[Listed entries]
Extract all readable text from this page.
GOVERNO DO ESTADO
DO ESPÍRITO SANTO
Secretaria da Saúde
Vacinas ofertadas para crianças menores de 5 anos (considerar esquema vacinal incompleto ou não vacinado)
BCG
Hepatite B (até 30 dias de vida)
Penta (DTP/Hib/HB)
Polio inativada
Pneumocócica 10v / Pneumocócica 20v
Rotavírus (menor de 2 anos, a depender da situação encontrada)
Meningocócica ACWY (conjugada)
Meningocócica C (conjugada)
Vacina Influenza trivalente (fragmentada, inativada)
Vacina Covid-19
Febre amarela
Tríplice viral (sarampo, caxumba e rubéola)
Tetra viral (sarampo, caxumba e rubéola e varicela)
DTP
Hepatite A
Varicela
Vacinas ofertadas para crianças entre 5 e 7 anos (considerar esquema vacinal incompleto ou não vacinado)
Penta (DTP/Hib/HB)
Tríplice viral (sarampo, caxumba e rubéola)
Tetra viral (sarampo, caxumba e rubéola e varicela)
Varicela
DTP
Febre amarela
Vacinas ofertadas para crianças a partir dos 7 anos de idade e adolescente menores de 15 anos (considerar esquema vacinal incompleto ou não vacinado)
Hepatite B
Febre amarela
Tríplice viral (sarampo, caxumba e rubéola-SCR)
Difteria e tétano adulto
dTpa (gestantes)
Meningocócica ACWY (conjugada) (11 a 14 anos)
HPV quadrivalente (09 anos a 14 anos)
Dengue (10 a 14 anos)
[/Listed entries]
## The problem
Could you restate all of the lines above without altering a single word?

## Answer for the task
Extract all readable text from this page.
GOVERNO DO ESTADO
DO ESPÍRITO SANTO
Secretaria da Saúde
Vacinas ofertadas para crianças menores de 5 anos (considerar esquema vacinal incompleto ou não vacinado)
BCG
Hepatite B (até 30 dias de vida)
Penta (DTP/Hib/HB)
Polio inativada
Pneumocócica 10v / Pneumocócica 20v
Rotavírus (menor de 2 anos, a depender da situação encontrada)
Meningocócica ACWY (conjugada)
Meningocócica C (conjugada)
Vacina Influenza trivalente (fragmentada, inativada)
Vacina Covid-19
Febre amarela
Tríplice viral (sarampo, caxumba e rubéola)
Tetra viral (sarampo, caxumba e rubéola e varicela)
DTP
Hepatite A
Varicela
Vacinas ofertadas para crianças entre 5 e 7 anos (considerar esquema vacinal incompleto ou não vacinado)
Penta (DTP/Hib/HB)
Tríplice viral (sarampo, caxumba e rubéola)
Tetra viral (sarampo, caxumba e rubéola e varicela)
Varicela
DTP
Febre amarela
Vacinas ofertadas para crianças a partir dos 7 anos de idade e adolescente menores de 15 anos (considerar esquema vacinal incompleto ou não vacinado)
Hepatite B
Febre amarela
Tríplice viral (sarampo, caxumba e rubéola-SCR)
Difteria e tétano adulto
dTpa (gestantes)
Meningocócica ACWY (conjugada) (11 a 14 anos)
HPV quadrivalente (09 anos a 14 anos)
Dengue (10 a 14 anos)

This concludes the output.